To be done
Your task is to copy every line of the records below that contains "JSON".

BEGIN The data

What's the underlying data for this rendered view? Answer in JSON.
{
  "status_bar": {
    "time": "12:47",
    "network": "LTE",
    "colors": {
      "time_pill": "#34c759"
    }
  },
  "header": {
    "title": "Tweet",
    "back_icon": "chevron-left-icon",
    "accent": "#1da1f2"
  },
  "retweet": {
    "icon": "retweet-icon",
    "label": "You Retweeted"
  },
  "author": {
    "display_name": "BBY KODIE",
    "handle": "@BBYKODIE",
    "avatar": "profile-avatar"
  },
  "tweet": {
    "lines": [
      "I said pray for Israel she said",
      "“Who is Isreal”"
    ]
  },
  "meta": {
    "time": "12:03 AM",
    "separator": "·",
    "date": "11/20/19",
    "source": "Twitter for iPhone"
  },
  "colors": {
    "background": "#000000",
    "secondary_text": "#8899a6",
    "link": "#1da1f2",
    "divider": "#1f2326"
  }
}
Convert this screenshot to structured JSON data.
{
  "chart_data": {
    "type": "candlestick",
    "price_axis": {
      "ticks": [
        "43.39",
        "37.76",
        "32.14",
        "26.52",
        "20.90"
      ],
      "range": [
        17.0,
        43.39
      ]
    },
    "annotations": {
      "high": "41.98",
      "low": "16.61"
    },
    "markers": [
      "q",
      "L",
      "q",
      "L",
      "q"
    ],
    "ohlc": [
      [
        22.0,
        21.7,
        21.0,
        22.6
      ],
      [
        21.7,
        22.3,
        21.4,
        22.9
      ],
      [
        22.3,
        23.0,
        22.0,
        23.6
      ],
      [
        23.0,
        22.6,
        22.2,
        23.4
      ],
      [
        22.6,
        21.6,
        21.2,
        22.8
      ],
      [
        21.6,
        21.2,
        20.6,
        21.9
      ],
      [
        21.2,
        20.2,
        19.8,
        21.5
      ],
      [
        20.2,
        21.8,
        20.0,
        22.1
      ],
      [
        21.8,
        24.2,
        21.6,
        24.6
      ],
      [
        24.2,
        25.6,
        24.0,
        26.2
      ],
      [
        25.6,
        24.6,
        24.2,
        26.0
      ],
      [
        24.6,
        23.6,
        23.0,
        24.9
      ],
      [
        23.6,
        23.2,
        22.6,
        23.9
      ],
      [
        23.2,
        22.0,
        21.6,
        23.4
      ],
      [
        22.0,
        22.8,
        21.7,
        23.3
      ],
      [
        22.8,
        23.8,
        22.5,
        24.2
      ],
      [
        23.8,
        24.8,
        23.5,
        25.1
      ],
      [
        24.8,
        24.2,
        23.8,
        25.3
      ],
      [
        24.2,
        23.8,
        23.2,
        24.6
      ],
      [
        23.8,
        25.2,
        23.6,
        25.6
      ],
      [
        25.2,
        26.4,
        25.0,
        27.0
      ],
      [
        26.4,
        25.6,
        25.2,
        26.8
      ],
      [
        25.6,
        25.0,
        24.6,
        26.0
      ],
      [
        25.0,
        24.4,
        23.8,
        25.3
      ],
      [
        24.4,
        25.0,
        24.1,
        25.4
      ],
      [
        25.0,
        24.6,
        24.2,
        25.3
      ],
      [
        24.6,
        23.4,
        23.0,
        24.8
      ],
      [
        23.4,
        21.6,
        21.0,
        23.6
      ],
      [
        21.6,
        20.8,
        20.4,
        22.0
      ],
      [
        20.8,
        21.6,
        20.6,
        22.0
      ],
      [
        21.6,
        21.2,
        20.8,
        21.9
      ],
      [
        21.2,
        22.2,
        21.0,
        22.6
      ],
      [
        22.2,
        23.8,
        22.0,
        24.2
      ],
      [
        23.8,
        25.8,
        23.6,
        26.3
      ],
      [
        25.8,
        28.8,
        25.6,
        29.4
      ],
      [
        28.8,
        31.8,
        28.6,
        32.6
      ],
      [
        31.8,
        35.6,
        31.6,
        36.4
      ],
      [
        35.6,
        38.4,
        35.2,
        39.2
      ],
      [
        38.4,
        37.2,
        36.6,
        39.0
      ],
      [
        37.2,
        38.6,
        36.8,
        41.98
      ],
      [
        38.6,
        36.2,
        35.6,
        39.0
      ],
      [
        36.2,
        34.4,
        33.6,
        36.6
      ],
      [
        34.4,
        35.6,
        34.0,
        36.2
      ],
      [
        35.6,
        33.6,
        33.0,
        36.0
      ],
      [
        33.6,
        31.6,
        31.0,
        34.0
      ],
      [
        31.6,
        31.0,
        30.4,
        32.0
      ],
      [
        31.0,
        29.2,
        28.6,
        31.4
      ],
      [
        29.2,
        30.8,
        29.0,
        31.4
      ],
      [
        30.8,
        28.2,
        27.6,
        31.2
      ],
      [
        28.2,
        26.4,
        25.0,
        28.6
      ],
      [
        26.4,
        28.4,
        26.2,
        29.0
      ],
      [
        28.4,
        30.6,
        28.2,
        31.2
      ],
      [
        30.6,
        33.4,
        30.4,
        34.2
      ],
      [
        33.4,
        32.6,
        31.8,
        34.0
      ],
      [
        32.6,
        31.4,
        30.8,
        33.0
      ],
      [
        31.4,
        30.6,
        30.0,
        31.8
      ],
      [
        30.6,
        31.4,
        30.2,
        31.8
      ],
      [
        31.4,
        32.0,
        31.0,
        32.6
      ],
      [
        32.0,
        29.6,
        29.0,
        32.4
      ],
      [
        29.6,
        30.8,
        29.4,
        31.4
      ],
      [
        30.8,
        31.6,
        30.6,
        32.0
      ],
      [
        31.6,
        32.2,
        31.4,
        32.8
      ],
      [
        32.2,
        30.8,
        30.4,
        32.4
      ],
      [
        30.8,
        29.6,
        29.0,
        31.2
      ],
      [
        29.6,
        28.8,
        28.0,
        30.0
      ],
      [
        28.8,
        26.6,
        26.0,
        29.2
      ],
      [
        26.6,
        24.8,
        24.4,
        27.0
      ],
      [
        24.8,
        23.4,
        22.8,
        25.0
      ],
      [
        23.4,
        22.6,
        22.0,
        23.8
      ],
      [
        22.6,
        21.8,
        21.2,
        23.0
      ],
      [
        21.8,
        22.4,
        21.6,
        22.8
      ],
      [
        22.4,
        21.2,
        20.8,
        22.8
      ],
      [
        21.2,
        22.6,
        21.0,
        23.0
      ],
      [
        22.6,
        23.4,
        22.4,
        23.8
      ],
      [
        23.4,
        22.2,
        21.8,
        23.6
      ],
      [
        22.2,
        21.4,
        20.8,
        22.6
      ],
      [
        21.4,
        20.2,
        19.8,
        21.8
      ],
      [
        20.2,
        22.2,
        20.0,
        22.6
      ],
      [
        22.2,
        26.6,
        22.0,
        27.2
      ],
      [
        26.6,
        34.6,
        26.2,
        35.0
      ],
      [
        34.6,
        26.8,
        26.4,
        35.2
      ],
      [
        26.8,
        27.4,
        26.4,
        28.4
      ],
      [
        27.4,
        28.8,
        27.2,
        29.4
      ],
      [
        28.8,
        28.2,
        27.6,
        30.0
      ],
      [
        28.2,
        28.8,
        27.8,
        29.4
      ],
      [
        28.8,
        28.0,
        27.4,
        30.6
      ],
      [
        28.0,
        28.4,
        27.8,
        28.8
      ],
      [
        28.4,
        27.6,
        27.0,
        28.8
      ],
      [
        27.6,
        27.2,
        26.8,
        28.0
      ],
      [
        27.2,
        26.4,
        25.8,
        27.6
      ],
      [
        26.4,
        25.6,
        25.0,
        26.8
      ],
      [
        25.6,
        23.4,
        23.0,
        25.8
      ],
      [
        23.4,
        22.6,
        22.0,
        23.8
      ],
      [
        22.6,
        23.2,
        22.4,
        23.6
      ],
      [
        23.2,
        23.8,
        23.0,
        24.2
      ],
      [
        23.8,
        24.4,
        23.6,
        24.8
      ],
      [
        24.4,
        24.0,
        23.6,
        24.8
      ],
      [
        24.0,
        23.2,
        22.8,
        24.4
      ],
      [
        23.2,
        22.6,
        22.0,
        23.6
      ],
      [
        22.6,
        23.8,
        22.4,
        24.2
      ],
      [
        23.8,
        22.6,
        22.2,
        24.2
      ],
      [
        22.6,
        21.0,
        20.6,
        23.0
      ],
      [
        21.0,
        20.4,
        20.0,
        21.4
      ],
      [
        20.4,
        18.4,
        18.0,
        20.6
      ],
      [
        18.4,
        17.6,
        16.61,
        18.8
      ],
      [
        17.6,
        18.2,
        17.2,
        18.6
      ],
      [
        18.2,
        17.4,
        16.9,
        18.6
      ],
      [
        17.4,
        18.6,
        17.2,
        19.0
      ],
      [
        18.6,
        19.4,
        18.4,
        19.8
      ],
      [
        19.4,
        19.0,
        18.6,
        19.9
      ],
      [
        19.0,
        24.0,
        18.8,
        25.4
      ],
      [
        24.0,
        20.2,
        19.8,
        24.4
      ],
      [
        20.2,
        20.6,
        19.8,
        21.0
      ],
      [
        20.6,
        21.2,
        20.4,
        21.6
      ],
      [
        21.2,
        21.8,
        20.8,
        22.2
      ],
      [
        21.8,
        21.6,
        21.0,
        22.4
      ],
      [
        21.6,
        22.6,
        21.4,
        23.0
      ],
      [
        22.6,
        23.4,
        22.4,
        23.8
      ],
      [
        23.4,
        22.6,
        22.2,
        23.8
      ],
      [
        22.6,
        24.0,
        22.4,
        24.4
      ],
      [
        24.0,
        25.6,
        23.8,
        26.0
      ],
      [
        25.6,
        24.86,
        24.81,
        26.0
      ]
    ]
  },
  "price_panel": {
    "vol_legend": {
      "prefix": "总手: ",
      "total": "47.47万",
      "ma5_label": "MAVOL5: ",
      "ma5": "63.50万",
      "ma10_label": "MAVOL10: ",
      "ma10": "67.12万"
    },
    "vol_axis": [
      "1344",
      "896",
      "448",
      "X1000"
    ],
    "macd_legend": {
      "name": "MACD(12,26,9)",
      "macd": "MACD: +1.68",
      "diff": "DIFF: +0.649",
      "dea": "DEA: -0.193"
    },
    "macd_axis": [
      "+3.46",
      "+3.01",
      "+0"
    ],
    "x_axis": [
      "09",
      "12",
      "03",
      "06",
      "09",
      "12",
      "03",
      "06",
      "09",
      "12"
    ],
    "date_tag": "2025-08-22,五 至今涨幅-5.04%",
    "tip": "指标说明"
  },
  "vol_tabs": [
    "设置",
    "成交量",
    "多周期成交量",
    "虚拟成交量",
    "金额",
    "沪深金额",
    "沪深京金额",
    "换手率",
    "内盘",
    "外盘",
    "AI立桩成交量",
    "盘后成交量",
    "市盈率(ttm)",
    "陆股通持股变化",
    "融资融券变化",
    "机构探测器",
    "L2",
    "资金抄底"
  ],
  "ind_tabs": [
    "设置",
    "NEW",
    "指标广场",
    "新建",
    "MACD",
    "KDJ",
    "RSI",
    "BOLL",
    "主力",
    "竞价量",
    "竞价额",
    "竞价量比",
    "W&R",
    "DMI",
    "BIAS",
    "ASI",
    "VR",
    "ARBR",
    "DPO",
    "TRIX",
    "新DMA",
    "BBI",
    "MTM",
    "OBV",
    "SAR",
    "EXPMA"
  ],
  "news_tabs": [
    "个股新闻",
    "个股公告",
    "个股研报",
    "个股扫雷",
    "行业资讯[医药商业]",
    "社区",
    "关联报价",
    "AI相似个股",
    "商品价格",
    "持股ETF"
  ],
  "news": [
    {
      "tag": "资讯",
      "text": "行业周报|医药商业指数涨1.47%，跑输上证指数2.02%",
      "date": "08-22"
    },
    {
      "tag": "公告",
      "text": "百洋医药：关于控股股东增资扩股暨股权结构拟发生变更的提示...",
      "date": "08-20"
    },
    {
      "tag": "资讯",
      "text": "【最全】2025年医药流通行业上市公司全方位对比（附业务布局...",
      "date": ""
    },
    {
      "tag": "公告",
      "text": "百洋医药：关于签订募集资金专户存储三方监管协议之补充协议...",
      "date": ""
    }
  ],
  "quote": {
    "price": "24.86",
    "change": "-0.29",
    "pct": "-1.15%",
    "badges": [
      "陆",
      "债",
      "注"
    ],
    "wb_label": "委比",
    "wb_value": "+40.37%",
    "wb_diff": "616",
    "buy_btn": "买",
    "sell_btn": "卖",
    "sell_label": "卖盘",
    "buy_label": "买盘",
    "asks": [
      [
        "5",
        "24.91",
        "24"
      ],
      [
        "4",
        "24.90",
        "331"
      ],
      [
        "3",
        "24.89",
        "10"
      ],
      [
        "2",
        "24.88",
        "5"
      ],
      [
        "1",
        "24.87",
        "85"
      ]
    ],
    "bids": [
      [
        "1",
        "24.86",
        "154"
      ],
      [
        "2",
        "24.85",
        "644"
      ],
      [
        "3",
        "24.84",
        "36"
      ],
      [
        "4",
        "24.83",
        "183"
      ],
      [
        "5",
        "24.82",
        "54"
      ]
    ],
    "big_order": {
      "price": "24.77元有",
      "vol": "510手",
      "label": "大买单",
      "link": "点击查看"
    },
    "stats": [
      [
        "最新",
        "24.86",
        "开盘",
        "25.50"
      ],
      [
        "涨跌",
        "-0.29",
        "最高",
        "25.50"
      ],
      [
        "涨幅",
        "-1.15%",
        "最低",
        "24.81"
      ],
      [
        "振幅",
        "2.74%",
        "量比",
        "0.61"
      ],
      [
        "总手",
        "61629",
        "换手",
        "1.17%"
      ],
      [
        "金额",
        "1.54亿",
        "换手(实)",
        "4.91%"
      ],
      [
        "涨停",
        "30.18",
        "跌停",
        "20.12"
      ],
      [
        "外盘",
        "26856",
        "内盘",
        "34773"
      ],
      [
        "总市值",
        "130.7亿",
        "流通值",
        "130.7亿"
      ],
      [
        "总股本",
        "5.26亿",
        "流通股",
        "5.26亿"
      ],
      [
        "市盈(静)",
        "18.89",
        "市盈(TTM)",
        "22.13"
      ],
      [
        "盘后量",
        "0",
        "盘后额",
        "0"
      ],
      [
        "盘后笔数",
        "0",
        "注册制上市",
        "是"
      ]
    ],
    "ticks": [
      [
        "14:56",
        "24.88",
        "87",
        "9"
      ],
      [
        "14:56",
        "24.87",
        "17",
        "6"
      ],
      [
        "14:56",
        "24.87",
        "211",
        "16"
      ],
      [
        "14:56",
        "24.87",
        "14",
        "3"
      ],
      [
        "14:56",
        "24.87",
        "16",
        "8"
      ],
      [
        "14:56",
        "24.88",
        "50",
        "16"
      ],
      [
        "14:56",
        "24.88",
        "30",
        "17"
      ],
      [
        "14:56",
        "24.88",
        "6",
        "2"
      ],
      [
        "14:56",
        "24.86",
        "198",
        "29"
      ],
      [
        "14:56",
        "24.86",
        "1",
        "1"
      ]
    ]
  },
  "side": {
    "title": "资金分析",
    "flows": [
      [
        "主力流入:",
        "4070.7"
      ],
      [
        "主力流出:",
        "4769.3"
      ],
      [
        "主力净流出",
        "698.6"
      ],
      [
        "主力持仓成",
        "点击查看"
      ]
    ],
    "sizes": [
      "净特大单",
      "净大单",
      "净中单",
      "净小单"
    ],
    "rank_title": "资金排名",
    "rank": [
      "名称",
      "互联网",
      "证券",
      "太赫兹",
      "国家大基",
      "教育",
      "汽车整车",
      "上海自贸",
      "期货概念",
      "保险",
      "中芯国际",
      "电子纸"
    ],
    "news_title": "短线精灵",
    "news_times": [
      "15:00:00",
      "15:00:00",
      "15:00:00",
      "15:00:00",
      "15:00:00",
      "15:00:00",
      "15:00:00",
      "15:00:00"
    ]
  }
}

END The data

Task answer
What's the underlying data for this rendered view? Answer in JSON.
Convert this screenshot to structured JSON data.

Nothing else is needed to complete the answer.